(Dataset items)
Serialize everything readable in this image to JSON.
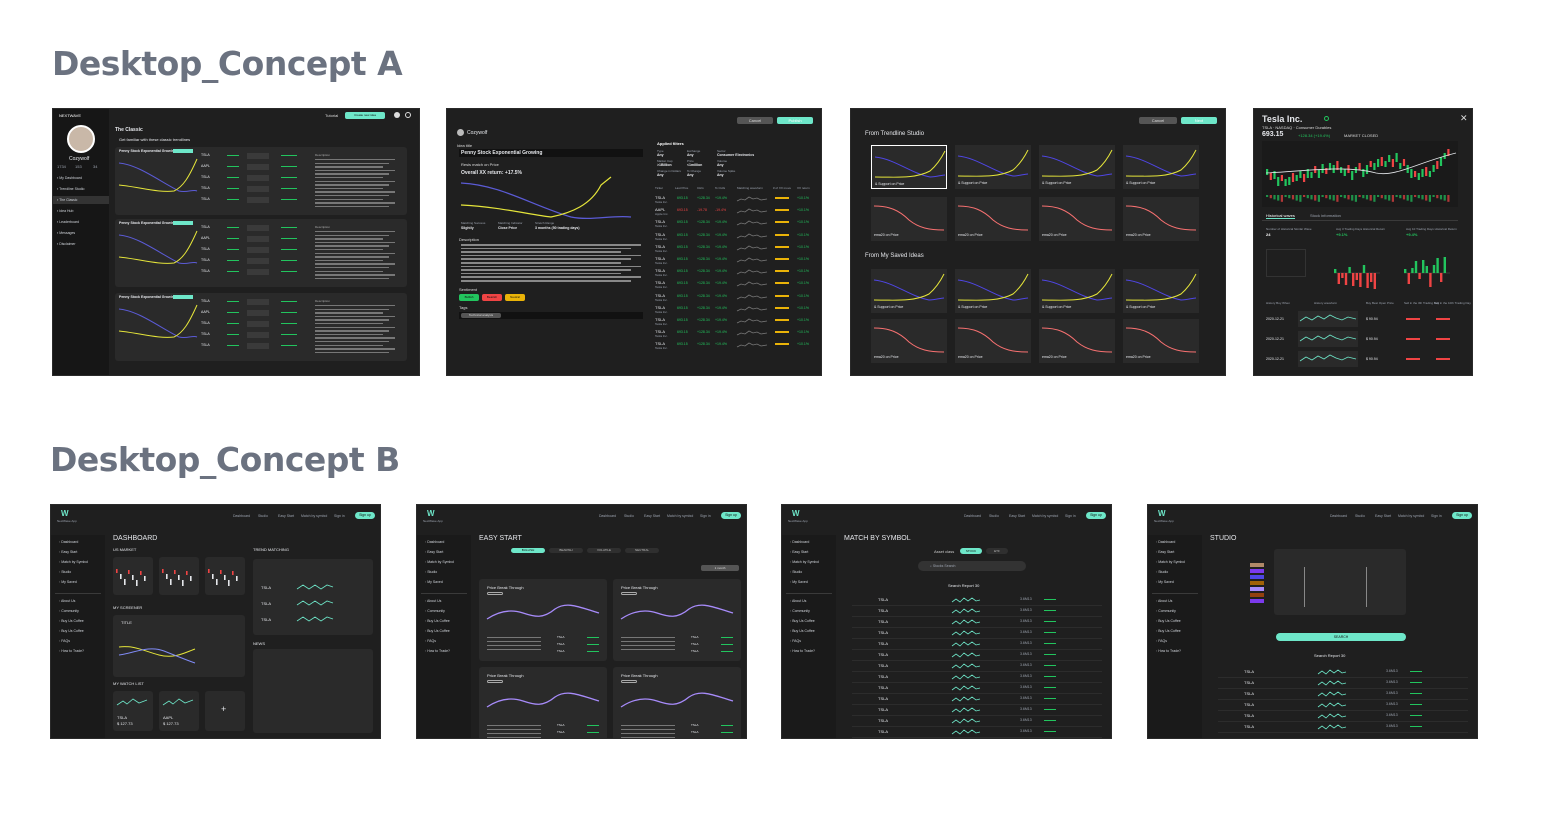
{
  "concept_a": {
    "title": "Desktop_Concept A",
    "screen1": {
      "brand": "NEXTWAVE",
      "tutorial": "Tutorial",
      "create": "Create new idea",
      "user": "Cozywolf",
      "stats": [
        "1734",
        "153",
        "34"
      ],
      "nav": [
        "My Dashboard",
        "Trendline Studio",
        "The Classic",
        "Idea Hub",
        "Leaderboard",
        "Messages",
        "Disclaimer"
      ],
      "heading": "The Classic",
      "subheading": "Get familiar with these classic trendlines",
      "card_title": "Penny Stock Exponential Growing",
      "tickers": [
        "TSLA",
        "AAPL",
        "TSLA",
        "TSLA",
        "TSLA"
      ],
      "description_label": "Description"
    },
    "screen2": {
      "cancel": "Cancel",
      "publish": "Publish",
      "user": "Cozywolf",
      "idea_title_label": "Idea title",
      "idea_title": "Penny Stock Exponential Growing",
      "match_text": "Resis match on Price",
      "overall": "Overall XX return: +17.5%",
      "applied_filters": "Applied filters",
      "filter_labels": [
        "Type",
        "Exchange",
        "Sector",
        "Market Cap",
        "Price",
        "Volume",
        "Change in Dollars",
        "% Change",
        "Volume Spike"
      ],
      "filter_values": [
        "Any",
        "Any",
        "Consumer Electronics",
        ">1Billion",
        "<1million",
        "Any",
        "Any",
        "Any",
        "Any"
      ],
      "footer": [
        "Matching Success",
        "Matching Indicator",
        "Stretch Range"
      ],
      "footer_vals": [
        "Slightly",
        "Close Price",
        "3 months (50 trading days)"
      ],
      "description_label": "Description",
      "sentiment_label": "Sentiment",
      "sentiments": [
        "Bullish",
        "Bearish",
        "Neutral"
      ],
      "tags_label": "Tags",
      "tag": "Technical analysis",
      "table_headers": [
        "Ticker",
        "Last Price",
        "CHG",
        "% CHG",
        "Matching waveform",
        "# of XX move",
        "XX return"
      ],
      "rows": [
        {
          "ticker": "TSLA",
          "name": "Tesla Inc.",
          "price": "693.15",
          "chg": "+128.34",
          "pct": "+19.4%",
          "ret": "+10.1%"
        },
        {
          "ticker": "AAPL",
          "name": "Apple Inc.",
          "price": "693.15",
          "chg": "-19.78",
          "pct": "-19.4%",
          "ret": "+10.1%"
        },
        {
          "ticker": "TSLA",
          "name": "Tesla Inc.",
          "price": "693.15",
          "chg": "+128.34",
          "pct": "+19.4%",
          "ret": "+10.1%"
        },
        {
          "ticker": "TSLA",
          "name": "Tesla Inc.",
          "price": "693.15",
          "chg": "+128.34",
          "pct": "+19.4%",
          "ret": "+10.1%"
        },
        {
          "ticker": "TSLA",
          "name": "Tesla Inc.",
          "price": "693.15",
          "chg": "+128.34",
          "pct": "+19.4%",
          "ret": "+10.1%"
        },
        {
          "ticker": "TSLA",
          "name": "Tesla Inc.",
          "price": "693.15",
          "chg": "+128.34",
          "pct": "+19.4%",
          "ret": "+10.1%"
        },
        {
          "ticker": "TSLA",
          "name": "Tesla Inc.",
          "price": "693.15",
          "chg": "+128.34",
          "pct": "+19.4%",
          "ret": "+10.1%"
        },
        {
          "ticker": "TSLA",
          "name": "Tesla Inc.",
          "price": "693.15",
          "chg": "+128.34",
          "pct": "+19.4%",
          "ret": "+10.1%"
        },
        {
          "ticker": "TSLA",
          "name": "Tesla Inc.",
          "price": "693.15",
          "chg": "+128.34",
          "pct": "+19.4%",
          "ret": "+10.1%"
        },
        {
          "ticker": "TSLA",
          "name": "Tesla Inc.",
          "price": "693.15",
          "chg": "+128.34",
          "pct": "+19.4%",
          "ret": "+10.1%"
        },
        {
          "ticker": "TSLA",
          "name": "Tesla Inc.",
          "price": "693.15",
          "chg": "+128.34",
          "pct": "+19.4%",
          "ret": "+10.1%"
        },
        {
          "ticker": "TSLA",
          "name": "Tesla Inc.",
          "price": "693.15",
          "chg": "+128.34",
          "pct": "+19.4%",
          "ret": "+10.1%"
        },
        {
          "ticker": "TSLA",
          "name": "Tesla Inc.",
          "price": "693.15",
          "chg": "+128.34",
          "pct": "+19.4%",
          "ret": "+10.1%"
        }
      ]
    },
    "screen3": {
      "cancel": "Cancel",
      "next": "Next",
      "from_studio": "From Trendline Studio",
      "from_saved": "From My Saved Ideas",
      "tile_yellow": "& Support on Price",
      "tile_red": "ema20 on Price"
    },
    "screen4": {
      "title": "Tesla Inc.",
      "subtitle": "TSLA · NASDAQ · Consumer Durables",
      "price": "693.15",
      "change": "+128.34 (+19.4%)",
      "market": "MARKET CLOSED",
      "tabs": [
        "Historical waves",
        "Stock information"
      ],
      "stats": [
        "Number of Historical Similar Wave",
        "Avg 3 Trading Days Historical Return",
        "Avg 10 Trading Days Historical Return"
      ],
      "stat_vals": [
        "24",
        "+9.1%",
        "+9.4%"
      ],
      "history_headers": [
        "History Buy When",
        "History waveform",
        "Buy Best Open Price",
        "Sell in the 3th Trading Day",
        "Sell in the 10th Trading Day"
      ],
      "dates": [
        "2020-12-21",
        "2020-12-21",
        "2020-12-21"
      ],
      "buy_price": "$ 90.94"
    }
  },
  "concept_b": {
    "title": "Desktop_Concept B",
    "brand": "NextWave App",
    "top_nav": [
      "Dashboard",
      "Studio",
      "Easy Start",
      "Match by symbol",
      "Sign in"
    ],
    "signup": "Sign up",
    "side_nav": [
      "Dashboard",
      "Easy Start",
      "Match by Symbol",
      "Studio",
      "My Saved"
    ],
    "side_nav2": [
      "About Us",
      "Community",
      "Buy Us Coffee",
      "Buy Us Coffee",
      "FAQs",
      "How to Trade?"
    ],
    "dashboard": {
      "heading": "DASHBOARD",
      "us_market": "US MARKET",
      "screener": "MY SCREENER",
      "watch_list": "MY WATCH LIST",
      "trend_matching": "TREND MATCHING",
      "news": "NEWS",
      "screener_ticker": "TITLE",
      "watch": [
        {
          "t": "TSLA",
          "p": "$ 127.73"
        },
        {
          "t": "AAPL",
          "p": "$ 127.73"
        }
      ],
      "trend_rows": [
        "TSLA",
        "TSLA",
        "TSLA"
      ],
      "add": "+"
    },
    "easy_start": {
      "heading": "EASY START",
      "chips": [
        "BULLISH",
        "BEARISH",
        "VOLATILE",
        "NEUTRAL"
      ],
      "period": "1 month",
      "card_title": "Price Break Through"
    },
    "match": {
      "heading": "MATCH BY SYMBOL",
      "asset_class": "Asset class",
      "asset_options": [
        "STOCK",
        "ETF"
      ],
      "search_placeholder": "Stocks Search",
      "report": "Search Report 30",
      "ticker": "TSLA",
      "price": "3.6M13"
    },
    "studio": {
      "heading": "STUDIO",
      "search": "SEARCH",
      "report": "Search Report 30",
      "ticker": "TSLA",
      "price": "3.6M13"
    }
  }
}
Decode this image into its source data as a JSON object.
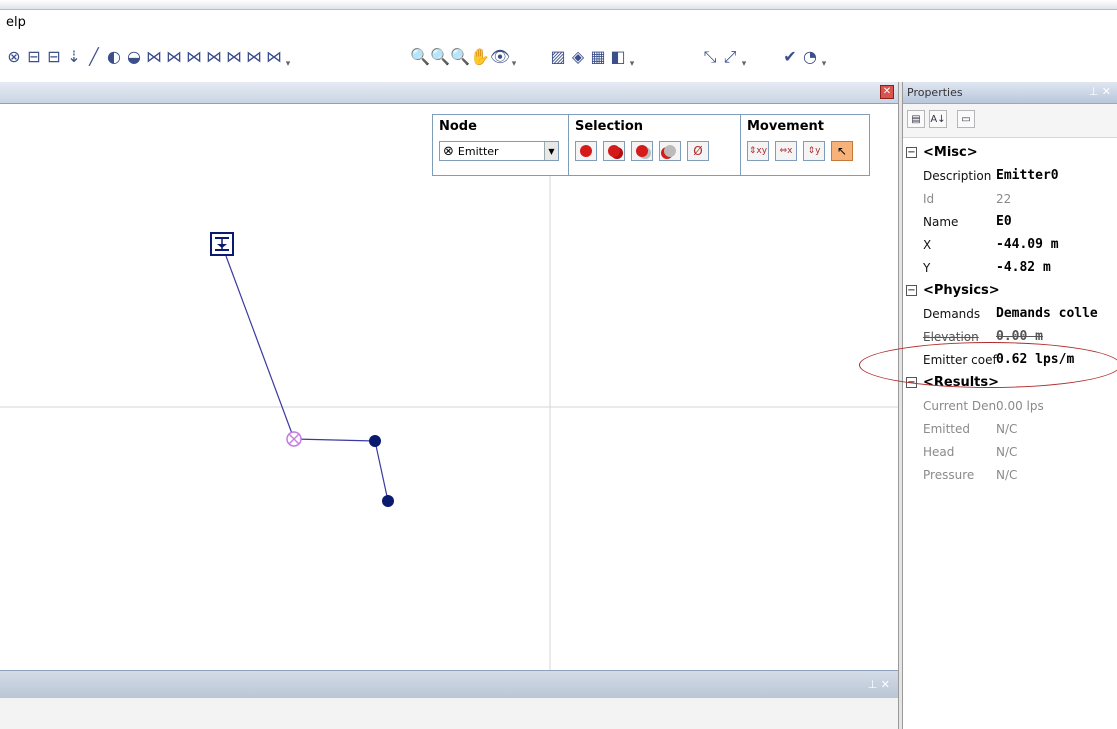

## WORK TO BE COMPLETED
An exact transcription of all the entries is required, without the pictures.

## COMPLETE OUTPUT
Serialize everything readable in this image to JSON.
{
  "concept_a": {
    "title": "Desktop_Concept A",
    "screen1": {
      "brand": "NEXTWAVE",
      "tutorial": "Tutorial",
      "create": "Create new idea",
      "user": "Cozywolf",
      "stats": [
        "1734",
        "153",
        "34"
      ],
      "nav": [
        "My Dashboard",
        "Trendline Studio",
        "The Classic",
        "Idea Hub",
        "Leaderboard",
        "Messages",
        "Disclaimer"
      ],
      "heading": "The Classic",
      "subheading": "Get familiar with these classic trendlines",
      "card_title": "Penny Stock Exponential Growing",
      "tickers": [
        "TSLA",
        "AAPL",
        "TSLA",
        "TSLA",
        "TSLA"
      ],
      "description_label": "Description"
    },
    "screen2": {
      "cancel": "Cancel",
      "publish": "Publish",
      "user": "Cozywolf",
      "idea_title_label": "Idea title",
      "idea_title": "Penny Stock Exponential Growing",
      "match_text": "Resis match on Price",
      "overall": "Overall XX return: +17.5%",
      "applied_filters": "Applied filters",
      "filter_labels": [
        "Type",
        "Exchange",
        "Sector",
        "Market Cap",
        "Price",
        "Volume",
        "Change in Dollars",
        "% Change",
        "Volume Spike"
      ],
      "filter_values": [
        "Any",
        "Any",
        "Consumer Electronics",
        ">1Billion",
        "<1million",
        "Any",
        "Any",
        "Any",
        "Any"
      ],
      "footer": [
        "Matching Success",
        "Matching Indicator",
        "Stretch Range"
      ],
      "footer_vals": [
        "Slightly",
        "Close Price",
        "3 months (50 trading days)"
      ],
      "description_label": "Description",
      "sentiment_label": "Sentiment",
      "sentiments": [
        "Bullish",
        "Bearish",
        "Neutral"
      ],
      "tags_label": "Tags",
      "tag": "Technical analysis",
      "table_headers": [
        "Ticker",
        "Last Price",
        "CHG",
        "% CHG",
        "Matching waveform",
        "# of XX move",
        "XX return"
      ],
      "rows": [
        {
          "ticker": "TSLA",
          "name": "Tesla Inc.",
          "price": "693.15",
          "chg": "+128.34",
          "pct": "+19.4%",
          "ret": "+10.1%"
        },
        {
          "ticker": "AAPL",
          "name": "Apple Inc.",
          "price": "693.15",
          "chg": "-19.78",
          "pct": "-19.4%",
          "ret": "+10.1%"
        },
        {
          "ticker": "TSLA",
          "name": "Tesla Inc.",
          "price": "693.15",
          "chg": "+128.34",
          "pct": "+19.4%",
          "ret": "+10.1%"
        },
        {
          "ticker": "TSLA",
          "name": "Tesla Inc.",
          "price": "693.15",
          "chg": "+128.34",
          "pct": "+19.4%",
          "ret": "+10.1%"
        },
        {
          "ticker": "TSLA",
          "name": "Tesla Inc.",
          "price": "693.15",
          "chg": "+128.34",
          "pct": "+19.4%",
          "ret": "+10.1%"
        },
        {
          "ticker": "TSLA",
          "name": "Tesla Inc.",
          "price": "693.15",
          "chg": "+128.34",
          "pct": "+19.4%",
          "ret": "+10.1%"
        },
        {
          "ticker": "TSLA",
          "name": "Tesla Inc.",
          "price": "693.15",
          "chg": "+128.34",
          "pct": "+19.4%",
          "ret": "+10.1%"
        },
        {
          "ticker": "TSLA",
          "name": "Tesla Inc.",
          "price": "693.15",
          "chg": "+128.34",
          "pct": "+19.4%",
          "ret": "+10.1%"
        },
        {
          "ticker": "TSLA",
          "name": "Tesla Inc.",
          "price": "693.15",
          "chg": "+128.34",
          "pct": "+19.4%",
          "ret": "+10.1%"
        },
        {
          "ticker": "TSLA",
          "name": "Tesla Inc.",
          "price": "693.15",
          "chg": "+128.34",
          "pct": "+19.4%",
          "ret": "+10.1%"
        },
        {
          "ticker": "TSLA",
          "name": "Tesla Inc.",
          "price": "693.15",
          "chg": "+128.34",
          "pct": "+19.4%",
          "ret": "+10.1%"
        },
        {
          "ticker": "TSLA",
          "name": "Tesla Inc.",
          "price": "693.15",
          "chg": "+128.34",
          "pct": "+19.4%",
          "ret": "+10.1%"
        },
        {
          "ticker": "TSLA",
          "name": "Tesla Inc.",
          "price": "693.15",
          "chg": "+128.34",
          "pct": "+19.4%",
          "ret": "+10.1%"
        }
      ]
    },
    "screen3": {
      "cancel": "Cancel",
      "next": "Next",
      "from_studio": "From Trendline Studio",
      "from_saved": "From My Saved Ideas",
      "tile_yellow": "& Support on Price",
      "tile_red": "ema20 on Price"
    },
    "screen4": {
      "title": "Tesla Inc.",
      "subtitle": "TSLA · NASDAQ · Consumer Durables",
      "price": "693.15",
      "change": "+128.34 (+19.4%)",
      "market": "MARKET CLOSED",
      "tabs": [
        "Historical waves",
        "Stock information"
      ],
      "stats": [
        "Number of Historical Similar Wave",
        "Avg 3 Trading Days Historical Return",
        "Avg 10 Trading Days Historical Return"
      ],
      "stat_vals": [
        "24",
        "+9.1%",
        "+9.4%"
      ],
      "history_headers": [
        "History Buy When",
        "History waveform",
        "Buy Best Open Price",
        "Sell in the 3th Trading Day",
        "Sell in the 10th Trading Day"
      ],
      "dates": [
        "2020-12-21",
        "2020-12-21",
        "2020-12-21"
      ],
      "buy_price": "$ 90.94"
    }
  },
  "concept_b": {
    "title": "Desktop_Concept B",
    "brand": "NextWave App",
    "top_nav": [
      "Dashboard",
      "Studio",
      "Easy Start",
      "Match by symbol",
      "Sign in"
    ],
    "signup": "Sign up",
    "side_nav": [
      "Dashboard",
      "Easy Start",
      "Match by Symbol",
      "Studio",
      "My Saved"
    ],
    "side_nav2": [
      "About Us",
      "Community",
      "Buy Us Coffee",
      "Buy Us Coffee",
      "FAQs",
      "How to Trade?"
    ],
    "dashboard": {
      "heading": "DASHBOARD",
      "us_market": "US MARKET",
      "screener": "MY SCREENER",
      "watch_list": "MY WATCH LIST",
      "trend_matching": "TREND MATCHING",
      "news": "NEWS",
      "screener_ticker": "TITLE",
      "watch": [
        {
          "t": "TSLA",
          "p": "$ 127.73"
        },
        {
          "t": "AAPL",
          "p": "$ 127.73"
        }
      ],
      "trend_rows": [
        "TSLA",
        "TSLA",
        "TSLA"
      ],
      "add": "+"
    },
    "easy_start": {
      "heading": "EASY START",
      "chips": [
        "BULLISH",
        "BEARISH",
        "VOLATILE",
        "NEUTRAL"
      ],
      "period": "1 month",
      "card_title": "Price Break Through"
    },
    "match": {
      "heading": "MATCH BY SYMBOL",
      "asset_class": "Asset class",
      "asset_options": [
        "STOCK",
        "ETF"
      ],
      "search_placeholder": "Stocks Search",
      "report": "Search Report 30",
      "ticker": "TSLA",
      "price": "3.6M13"
    },
    "studio": {
      "heading": "STUDIO",
      "search": "SEARCH",
      "report": "Search Report 30",
      "ticker": "TSLA",
      "price": "3.6M13"
    }
  }
}
Decode this image into its source data as a JSON object.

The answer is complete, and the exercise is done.